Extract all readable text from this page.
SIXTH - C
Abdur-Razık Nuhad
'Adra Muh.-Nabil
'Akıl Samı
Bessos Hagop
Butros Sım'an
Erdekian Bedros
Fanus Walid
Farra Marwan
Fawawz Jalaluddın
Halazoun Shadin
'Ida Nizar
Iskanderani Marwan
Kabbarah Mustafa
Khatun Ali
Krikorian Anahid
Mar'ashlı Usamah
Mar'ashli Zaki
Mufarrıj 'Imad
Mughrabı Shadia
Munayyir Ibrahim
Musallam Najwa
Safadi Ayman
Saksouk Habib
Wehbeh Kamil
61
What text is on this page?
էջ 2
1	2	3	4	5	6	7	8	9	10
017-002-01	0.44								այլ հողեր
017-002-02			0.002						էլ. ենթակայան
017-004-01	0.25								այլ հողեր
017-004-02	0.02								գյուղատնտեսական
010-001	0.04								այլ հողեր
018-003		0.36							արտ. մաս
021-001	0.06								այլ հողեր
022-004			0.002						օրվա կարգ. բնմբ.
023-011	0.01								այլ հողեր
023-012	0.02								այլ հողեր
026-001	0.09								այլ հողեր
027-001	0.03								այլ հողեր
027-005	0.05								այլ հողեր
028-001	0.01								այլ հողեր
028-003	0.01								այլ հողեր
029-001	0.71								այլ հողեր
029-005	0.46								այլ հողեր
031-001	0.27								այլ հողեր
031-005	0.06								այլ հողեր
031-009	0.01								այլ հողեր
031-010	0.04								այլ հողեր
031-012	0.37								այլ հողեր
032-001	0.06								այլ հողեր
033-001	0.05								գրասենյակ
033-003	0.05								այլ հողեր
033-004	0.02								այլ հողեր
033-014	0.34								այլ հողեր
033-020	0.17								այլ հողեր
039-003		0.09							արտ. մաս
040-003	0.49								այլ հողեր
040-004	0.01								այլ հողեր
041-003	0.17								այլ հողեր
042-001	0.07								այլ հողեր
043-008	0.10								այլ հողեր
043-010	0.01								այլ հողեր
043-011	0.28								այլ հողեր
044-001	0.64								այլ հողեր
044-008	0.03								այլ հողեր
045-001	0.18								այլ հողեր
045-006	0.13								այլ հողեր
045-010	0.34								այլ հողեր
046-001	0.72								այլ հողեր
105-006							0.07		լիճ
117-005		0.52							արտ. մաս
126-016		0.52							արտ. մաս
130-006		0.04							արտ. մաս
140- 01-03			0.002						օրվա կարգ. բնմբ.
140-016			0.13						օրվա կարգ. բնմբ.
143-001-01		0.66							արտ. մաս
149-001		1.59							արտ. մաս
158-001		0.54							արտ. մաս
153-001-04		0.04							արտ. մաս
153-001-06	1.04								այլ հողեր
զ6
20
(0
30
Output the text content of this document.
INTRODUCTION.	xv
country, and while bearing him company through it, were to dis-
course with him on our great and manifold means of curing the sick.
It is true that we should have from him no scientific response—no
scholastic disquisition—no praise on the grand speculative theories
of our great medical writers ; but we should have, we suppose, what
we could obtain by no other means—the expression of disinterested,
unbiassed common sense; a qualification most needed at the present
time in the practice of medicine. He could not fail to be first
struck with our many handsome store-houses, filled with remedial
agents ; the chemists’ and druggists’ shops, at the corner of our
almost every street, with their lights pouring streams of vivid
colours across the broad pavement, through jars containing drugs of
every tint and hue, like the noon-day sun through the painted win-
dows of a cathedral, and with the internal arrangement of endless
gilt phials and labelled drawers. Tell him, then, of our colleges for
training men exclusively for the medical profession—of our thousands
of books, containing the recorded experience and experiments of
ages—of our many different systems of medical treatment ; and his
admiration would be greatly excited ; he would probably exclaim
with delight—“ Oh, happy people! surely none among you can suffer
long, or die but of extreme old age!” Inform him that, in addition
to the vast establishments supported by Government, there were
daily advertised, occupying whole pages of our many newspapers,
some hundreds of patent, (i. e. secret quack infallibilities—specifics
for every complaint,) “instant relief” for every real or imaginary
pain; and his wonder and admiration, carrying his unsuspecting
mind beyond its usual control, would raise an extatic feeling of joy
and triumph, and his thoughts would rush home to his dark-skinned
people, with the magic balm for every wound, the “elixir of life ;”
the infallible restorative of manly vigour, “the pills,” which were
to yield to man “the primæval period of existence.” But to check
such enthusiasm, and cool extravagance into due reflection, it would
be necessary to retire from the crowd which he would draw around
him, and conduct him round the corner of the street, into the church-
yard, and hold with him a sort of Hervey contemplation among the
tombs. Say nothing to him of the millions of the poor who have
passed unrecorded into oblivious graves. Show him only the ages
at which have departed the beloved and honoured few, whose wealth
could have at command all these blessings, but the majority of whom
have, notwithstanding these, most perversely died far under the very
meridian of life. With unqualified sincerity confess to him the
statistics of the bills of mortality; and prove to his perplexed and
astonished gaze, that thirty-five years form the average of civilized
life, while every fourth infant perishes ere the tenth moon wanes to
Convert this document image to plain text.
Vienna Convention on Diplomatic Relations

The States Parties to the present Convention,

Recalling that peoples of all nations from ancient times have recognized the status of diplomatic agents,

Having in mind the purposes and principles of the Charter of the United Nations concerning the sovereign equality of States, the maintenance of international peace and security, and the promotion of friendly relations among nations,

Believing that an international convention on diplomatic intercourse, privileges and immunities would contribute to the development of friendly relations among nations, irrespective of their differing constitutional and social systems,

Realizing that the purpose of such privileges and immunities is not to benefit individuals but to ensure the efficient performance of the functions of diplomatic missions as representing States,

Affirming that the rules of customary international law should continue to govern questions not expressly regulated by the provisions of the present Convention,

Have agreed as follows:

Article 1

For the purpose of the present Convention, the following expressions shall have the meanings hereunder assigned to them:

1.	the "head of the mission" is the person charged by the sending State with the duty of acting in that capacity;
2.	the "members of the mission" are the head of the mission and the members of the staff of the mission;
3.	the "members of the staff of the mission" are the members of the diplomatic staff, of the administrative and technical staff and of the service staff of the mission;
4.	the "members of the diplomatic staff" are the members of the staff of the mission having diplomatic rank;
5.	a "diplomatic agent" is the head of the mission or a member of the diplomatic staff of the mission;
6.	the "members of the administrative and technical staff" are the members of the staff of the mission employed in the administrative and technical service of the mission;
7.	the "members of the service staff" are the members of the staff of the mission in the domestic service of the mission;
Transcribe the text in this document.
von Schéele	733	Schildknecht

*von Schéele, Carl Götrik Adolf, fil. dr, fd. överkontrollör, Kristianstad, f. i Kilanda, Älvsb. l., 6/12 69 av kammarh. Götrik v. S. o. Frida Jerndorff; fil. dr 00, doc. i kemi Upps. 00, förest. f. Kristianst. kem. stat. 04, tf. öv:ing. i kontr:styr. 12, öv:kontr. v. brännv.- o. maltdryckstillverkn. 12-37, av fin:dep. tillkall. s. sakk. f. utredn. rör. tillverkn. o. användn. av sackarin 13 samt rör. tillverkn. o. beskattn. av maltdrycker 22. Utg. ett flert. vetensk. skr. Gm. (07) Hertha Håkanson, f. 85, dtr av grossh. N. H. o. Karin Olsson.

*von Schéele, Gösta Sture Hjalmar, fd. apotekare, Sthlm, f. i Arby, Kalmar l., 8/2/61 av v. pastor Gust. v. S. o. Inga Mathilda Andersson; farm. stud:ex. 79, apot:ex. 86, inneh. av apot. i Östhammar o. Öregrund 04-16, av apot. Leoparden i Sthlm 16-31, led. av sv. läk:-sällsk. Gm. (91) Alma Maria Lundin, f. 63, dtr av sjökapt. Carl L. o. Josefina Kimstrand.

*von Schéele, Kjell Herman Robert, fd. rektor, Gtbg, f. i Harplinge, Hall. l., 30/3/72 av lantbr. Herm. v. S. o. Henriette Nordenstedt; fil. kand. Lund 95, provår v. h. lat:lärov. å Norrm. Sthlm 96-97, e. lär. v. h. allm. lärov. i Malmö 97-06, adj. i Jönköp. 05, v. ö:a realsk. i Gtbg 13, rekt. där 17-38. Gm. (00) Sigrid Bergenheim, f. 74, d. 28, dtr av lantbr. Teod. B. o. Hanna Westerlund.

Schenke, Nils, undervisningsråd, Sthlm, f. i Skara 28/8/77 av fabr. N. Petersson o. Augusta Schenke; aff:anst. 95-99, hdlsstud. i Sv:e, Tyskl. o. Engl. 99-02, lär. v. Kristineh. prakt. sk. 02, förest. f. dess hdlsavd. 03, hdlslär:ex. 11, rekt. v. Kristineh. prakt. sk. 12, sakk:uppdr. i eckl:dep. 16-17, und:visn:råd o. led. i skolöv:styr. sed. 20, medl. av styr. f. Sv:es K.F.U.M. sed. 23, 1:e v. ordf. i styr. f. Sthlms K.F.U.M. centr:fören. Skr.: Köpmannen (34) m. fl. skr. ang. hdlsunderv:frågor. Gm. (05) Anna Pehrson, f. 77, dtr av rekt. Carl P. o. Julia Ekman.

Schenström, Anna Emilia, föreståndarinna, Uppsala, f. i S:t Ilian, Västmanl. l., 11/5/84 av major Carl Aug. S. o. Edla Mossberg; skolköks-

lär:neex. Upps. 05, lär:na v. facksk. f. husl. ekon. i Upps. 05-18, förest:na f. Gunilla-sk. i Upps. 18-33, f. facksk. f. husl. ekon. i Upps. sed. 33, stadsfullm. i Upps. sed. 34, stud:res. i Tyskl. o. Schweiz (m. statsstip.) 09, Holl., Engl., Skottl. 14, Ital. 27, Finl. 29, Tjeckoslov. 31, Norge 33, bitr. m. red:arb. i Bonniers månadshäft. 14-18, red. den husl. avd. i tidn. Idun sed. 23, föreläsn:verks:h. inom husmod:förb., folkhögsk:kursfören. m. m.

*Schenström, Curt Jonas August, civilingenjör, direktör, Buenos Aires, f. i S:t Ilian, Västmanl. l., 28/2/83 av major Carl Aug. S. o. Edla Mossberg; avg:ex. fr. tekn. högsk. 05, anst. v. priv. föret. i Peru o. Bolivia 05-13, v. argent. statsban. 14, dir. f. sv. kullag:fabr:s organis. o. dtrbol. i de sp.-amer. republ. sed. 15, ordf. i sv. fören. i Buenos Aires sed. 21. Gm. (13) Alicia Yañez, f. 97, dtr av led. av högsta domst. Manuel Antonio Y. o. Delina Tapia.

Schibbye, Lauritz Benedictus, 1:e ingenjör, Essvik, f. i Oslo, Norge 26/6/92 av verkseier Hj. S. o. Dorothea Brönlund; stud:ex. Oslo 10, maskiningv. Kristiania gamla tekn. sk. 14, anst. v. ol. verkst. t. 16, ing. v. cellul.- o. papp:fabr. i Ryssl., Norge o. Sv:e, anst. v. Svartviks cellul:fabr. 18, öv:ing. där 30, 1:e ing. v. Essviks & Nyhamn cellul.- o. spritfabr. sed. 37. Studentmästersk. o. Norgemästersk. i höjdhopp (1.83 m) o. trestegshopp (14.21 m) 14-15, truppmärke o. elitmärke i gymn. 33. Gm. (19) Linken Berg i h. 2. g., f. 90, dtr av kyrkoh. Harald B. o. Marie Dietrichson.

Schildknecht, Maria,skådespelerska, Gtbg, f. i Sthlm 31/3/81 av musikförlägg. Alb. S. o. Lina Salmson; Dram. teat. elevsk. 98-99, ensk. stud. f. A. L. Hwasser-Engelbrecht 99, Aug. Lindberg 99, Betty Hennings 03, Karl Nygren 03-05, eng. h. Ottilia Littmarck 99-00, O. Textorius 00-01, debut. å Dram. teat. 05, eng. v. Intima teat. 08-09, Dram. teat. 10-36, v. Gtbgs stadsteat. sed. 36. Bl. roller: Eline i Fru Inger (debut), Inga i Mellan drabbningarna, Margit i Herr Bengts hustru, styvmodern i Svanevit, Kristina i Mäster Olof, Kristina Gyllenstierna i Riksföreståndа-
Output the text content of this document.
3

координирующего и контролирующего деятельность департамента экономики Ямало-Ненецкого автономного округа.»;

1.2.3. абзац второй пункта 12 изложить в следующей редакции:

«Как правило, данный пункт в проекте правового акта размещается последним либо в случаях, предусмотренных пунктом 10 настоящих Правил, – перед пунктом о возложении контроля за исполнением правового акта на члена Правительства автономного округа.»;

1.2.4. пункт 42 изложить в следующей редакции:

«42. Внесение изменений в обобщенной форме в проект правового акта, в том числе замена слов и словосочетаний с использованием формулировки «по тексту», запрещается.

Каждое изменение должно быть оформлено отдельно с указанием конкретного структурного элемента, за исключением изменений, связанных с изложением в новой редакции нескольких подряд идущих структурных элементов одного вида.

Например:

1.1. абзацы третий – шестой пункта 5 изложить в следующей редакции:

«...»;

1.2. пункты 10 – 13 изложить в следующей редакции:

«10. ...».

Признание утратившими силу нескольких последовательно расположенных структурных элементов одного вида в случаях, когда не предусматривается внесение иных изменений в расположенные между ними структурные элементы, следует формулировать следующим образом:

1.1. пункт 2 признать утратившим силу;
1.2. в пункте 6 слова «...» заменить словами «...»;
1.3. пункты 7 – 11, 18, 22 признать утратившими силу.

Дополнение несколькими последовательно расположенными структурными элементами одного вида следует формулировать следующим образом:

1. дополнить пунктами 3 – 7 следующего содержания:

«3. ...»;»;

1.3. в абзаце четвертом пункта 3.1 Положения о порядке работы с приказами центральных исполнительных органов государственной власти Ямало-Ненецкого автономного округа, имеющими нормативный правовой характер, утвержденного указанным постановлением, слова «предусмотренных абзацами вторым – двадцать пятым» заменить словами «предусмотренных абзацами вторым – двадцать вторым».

▸ Problem details:
Report the number of lines above containing the word "while", with no other text.

▸ The reply:
2